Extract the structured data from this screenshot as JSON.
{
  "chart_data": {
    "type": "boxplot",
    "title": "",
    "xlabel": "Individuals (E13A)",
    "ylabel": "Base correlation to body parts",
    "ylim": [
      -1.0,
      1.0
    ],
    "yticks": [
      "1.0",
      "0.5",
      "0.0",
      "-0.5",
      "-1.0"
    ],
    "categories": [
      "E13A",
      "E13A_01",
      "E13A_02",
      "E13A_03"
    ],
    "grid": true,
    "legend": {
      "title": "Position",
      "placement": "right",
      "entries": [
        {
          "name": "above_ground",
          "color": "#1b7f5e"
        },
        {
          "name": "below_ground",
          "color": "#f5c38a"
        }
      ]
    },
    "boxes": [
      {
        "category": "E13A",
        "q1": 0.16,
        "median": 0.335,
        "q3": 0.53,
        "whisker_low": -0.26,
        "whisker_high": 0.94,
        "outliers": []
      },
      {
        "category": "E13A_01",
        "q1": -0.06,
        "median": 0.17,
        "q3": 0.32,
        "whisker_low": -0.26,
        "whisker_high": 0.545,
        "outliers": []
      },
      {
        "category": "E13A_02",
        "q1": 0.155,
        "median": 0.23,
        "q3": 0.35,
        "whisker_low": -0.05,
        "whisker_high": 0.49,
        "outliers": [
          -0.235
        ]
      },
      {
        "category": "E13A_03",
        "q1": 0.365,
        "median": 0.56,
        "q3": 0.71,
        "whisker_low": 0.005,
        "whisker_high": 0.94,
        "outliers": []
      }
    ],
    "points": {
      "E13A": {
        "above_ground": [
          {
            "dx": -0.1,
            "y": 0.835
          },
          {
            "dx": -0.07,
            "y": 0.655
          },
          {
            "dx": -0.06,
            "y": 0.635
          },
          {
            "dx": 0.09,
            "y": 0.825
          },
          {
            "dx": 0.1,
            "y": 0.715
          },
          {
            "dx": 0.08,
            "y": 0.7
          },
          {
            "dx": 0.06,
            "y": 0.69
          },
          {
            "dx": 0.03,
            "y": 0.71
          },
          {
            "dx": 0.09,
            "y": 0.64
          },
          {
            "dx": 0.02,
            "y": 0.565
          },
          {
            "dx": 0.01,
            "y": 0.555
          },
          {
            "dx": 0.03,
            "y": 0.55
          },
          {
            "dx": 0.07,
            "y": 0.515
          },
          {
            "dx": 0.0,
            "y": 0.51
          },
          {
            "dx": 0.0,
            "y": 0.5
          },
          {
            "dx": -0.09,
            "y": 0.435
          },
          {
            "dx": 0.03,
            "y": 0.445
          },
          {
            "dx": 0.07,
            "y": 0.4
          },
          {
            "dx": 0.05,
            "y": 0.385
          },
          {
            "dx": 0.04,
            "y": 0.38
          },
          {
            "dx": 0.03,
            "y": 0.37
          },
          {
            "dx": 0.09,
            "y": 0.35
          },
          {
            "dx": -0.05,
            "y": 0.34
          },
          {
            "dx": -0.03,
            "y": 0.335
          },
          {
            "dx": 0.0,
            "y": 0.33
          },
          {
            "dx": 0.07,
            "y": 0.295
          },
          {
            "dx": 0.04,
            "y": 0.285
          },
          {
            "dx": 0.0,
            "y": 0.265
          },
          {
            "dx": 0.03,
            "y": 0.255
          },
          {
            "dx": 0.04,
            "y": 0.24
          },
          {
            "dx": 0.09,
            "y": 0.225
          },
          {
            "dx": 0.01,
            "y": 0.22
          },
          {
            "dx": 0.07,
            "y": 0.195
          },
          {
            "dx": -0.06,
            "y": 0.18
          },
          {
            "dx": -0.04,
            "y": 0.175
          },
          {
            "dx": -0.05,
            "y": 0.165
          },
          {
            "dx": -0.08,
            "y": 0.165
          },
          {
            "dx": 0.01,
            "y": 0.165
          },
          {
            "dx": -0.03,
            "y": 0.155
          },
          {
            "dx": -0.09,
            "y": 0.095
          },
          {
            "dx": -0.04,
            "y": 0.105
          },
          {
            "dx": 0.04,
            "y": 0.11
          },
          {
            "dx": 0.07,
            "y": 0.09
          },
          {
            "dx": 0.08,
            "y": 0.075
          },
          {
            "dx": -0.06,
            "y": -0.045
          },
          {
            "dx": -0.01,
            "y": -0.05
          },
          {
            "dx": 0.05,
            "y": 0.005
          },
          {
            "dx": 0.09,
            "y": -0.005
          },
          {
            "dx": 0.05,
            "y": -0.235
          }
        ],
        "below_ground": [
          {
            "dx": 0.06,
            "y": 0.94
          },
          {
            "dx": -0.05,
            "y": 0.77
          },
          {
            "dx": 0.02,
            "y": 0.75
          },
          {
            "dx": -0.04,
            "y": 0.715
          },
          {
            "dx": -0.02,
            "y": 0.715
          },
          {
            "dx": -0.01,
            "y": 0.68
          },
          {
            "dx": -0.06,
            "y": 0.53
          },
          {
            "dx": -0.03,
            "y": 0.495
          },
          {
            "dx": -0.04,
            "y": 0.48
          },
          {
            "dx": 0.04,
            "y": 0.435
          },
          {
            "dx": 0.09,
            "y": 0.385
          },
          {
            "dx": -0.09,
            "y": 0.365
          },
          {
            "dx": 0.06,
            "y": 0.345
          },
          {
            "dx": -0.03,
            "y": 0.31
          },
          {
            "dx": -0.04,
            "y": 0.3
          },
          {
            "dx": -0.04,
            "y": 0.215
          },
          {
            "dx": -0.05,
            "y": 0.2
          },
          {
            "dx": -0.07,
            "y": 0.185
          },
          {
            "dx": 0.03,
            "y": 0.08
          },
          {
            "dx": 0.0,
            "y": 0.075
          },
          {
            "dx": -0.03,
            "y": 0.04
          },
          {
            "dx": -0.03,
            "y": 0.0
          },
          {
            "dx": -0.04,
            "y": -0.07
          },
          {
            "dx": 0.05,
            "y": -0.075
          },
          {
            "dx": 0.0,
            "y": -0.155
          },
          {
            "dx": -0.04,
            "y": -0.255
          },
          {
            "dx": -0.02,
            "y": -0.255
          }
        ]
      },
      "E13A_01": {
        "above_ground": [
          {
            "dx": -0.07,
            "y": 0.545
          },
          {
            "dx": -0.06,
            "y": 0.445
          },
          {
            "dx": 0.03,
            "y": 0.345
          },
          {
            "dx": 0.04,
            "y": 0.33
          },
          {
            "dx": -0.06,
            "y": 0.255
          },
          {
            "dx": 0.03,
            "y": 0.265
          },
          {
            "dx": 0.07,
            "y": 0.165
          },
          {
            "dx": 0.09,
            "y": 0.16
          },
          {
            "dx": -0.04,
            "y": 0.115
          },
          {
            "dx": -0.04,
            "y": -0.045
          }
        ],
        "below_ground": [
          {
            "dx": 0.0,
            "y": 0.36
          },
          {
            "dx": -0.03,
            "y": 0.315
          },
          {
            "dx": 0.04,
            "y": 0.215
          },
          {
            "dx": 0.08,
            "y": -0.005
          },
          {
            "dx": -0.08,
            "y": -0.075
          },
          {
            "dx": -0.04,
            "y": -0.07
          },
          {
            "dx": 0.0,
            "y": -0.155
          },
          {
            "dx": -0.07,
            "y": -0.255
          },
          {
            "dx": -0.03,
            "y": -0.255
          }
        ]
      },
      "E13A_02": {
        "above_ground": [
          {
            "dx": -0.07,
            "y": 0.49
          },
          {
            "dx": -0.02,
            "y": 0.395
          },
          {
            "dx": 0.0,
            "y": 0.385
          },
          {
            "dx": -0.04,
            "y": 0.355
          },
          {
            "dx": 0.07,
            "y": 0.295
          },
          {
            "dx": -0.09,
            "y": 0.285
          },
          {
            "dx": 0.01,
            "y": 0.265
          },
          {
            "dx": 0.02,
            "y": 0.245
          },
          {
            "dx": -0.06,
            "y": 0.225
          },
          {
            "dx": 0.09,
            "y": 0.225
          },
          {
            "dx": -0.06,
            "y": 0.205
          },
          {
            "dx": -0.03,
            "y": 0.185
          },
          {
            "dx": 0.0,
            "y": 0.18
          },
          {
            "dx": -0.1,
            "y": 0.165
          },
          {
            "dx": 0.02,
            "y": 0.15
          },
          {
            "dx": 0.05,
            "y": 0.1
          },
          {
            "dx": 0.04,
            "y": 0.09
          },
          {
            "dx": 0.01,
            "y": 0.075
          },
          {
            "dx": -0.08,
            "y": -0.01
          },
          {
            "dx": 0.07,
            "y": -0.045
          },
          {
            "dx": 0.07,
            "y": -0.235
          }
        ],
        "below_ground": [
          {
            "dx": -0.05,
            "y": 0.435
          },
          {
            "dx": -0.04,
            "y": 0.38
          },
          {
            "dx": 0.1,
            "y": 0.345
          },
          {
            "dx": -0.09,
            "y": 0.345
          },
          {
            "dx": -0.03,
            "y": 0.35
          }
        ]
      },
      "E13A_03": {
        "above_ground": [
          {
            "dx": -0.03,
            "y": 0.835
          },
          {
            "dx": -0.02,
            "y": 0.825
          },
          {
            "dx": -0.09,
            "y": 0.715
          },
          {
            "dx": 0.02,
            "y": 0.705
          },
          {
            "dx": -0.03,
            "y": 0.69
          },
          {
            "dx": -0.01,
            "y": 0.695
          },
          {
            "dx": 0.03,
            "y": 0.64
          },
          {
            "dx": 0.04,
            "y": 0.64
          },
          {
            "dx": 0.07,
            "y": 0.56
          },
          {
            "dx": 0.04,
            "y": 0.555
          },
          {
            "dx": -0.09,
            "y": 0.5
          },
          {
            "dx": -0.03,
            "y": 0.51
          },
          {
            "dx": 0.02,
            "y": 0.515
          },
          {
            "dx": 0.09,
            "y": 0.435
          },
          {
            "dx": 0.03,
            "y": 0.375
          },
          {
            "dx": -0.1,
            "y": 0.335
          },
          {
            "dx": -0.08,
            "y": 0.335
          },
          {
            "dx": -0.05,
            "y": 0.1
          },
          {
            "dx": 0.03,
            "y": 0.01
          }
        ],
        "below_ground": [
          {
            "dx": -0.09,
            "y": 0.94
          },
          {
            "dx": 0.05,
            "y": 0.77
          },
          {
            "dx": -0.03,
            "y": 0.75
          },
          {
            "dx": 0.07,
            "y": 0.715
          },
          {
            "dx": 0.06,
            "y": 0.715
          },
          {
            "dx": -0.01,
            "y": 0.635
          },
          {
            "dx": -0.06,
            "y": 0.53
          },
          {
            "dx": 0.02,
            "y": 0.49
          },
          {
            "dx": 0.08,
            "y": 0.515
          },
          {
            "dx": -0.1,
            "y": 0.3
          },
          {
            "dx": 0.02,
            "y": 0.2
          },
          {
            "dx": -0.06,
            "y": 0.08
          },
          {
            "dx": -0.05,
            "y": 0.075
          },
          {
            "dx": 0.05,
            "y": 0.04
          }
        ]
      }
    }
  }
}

****

> EXERCISE DIRECTIONS:
Pick out all the lines with the word "category" in them and copy them.

> RESULT FOR THIS EXERCISE:
        "category": "E13A",
        "category": "E13A_01",
        "category": "E13A_02",
        "category": "E13A_03",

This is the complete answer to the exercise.